[Items listed in a dataset]

┏━━

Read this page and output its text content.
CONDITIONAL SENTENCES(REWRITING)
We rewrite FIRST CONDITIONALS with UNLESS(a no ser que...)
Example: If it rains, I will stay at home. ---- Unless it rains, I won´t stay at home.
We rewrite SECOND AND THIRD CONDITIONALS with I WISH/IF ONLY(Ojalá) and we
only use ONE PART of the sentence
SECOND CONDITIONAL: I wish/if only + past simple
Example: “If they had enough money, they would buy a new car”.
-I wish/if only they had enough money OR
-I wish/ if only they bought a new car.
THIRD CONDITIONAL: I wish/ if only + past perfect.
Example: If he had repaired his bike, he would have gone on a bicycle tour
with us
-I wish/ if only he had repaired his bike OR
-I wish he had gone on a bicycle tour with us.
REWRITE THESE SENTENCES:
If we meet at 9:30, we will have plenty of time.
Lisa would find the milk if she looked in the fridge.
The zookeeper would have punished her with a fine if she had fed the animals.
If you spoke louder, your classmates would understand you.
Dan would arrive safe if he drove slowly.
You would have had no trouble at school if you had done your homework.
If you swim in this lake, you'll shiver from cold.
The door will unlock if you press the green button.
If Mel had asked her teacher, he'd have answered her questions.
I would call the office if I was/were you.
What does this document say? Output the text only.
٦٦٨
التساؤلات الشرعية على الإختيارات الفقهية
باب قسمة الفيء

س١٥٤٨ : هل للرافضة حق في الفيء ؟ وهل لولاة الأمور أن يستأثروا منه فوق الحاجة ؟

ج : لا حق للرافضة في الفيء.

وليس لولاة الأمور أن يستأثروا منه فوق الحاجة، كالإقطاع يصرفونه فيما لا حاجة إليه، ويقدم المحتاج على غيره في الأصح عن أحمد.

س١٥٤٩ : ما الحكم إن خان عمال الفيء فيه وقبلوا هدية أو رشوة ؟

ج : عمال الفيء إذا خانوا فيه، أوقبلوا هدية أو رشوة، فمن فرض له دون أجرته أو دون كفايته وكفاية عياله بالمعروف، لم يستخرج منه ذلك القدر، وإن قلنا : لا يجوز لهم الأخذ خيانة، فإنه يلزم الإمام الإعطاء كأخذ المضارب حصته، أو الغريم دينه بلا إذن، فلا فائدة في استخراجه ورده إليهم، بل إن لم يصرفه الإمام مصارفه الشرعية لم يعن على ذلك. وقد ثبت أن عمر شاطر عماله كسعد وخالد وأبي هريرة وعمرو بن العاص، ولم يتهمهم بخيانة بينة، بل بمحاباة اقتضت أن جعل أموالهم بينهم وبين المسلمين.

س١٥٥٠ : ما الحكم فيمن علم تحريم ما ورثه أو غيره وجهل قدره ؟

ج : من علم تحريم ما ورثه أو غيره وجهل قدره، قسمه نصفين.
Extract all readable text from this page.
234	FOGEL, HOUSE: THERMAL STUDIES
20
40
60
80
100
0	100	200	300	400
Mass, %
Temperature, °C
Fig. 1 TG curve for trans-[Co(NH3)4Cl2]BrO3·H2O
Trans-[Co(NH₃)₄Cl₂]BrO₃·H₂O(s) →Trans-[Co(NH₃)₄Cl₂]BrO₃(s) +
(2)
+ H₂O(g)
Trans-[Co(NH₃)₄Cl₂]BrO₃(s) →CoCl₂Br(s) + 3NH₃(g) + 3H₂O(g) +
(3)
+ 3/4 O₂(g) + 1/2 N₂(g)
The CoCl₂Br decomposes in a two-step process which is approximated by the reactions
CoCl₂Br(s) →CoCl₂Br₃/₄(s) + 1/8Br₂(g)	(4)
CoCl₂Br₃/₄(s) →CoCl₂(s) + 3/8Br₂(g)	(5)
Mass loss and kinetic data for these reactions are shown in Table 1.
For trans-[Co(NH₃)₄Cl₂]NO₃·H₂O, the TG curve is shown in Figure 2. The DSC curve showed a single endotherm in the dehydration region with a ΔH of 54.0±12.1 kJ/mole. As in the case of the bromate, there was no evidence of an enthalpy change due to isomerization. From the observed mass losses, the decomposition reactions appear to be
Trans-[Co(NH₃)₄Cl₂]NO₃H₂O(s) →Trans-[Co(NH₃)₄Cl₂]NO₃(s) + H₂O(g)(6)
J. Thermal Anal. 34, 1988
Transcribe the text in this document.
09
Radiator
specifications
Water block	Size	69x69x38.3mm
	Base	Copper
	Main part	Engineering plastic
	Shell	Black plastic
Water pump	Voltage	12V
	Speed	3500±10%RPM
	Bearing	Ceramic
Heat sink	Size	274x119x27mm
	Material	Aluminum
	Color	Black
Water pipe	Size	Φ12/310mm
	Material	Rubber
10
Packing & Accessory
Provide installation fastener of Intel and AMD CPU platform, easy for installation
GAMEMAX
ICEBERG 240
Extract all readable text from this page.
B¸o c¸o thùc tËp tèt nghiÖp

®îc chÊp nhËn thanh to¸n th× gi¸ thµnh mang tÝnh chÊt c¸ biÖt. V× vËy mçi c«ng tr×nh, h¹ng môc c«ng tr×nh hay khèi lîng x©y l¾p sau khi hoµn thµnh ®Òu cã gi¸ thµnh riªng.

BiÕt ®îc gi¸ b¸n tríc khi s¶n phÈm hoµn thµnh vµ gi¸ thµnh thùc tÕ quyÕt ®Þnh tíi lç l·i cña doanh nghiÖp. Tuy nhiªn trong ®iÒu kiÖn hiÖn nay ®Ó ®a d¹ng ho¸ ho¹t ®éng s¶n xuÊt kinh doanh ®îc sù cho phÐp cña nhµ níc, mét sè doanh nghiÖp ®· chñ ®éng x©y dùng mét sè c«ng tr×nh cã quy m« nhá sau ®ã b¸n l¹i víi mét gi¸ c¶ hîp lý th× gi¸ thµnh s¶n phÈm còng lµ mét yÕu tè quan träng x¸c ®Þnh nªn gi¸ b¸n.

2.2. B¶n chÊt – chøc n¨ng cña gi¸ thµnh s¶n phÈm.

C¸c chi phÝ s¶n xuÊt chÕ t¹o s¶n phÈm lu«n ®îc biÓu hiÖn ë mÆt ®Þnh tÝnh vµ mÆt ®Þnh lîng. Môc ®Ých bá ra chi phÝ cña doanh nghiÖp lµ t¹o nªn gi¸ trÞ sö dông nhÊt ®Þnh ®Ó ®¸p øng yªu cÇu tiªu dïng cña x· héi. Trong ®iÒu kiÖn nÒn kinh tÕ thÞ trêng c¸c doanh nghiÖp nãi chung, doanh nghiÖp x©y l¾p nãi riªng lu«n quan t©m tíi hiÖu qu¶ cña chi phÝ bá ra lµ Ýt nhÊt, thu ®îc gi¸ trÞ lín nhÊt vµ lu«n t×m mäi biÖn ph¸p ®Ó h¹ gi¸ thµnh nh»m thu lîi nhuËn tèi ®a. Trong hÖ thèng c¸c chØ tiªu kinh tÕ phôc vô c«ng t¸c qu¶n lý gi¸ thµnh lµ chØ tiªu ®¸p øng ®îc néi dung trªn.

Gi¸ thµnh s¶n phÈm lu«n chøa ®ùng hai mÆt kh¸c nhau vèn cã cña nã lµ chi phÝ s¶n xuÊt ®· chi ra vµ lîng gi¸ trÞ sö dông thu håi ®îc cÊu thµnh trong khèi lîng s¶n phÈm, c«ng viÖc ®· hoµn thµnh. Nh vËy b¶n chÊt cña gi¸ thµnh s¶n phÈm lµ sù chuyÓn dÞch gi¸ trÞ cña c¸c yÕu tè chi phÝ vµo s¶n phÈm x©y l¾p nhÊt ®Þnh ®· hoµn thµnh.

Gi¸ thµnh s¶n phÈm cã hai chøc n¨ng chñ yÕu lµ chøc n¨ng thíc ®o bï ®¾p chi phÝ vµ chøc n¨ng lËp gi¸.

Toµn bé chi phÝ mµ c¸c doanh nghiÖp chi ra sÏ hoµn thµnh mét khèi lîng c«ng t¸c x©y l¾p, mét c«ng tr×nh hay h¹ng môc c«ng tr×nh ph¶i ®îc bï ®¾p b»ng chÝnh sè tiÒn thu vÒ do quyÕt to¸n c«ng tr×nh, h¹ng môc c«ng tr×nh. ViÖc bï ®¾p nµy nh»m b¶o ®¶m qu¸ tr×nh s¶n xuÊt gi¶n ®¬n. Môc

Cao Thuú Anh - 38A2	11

┗━━

▶ [SHORT TASK]:
Report how many lines of the listing above include the word "هدية". Say nothing but the number.

▶ [PROBLEM SOLUTION]:
2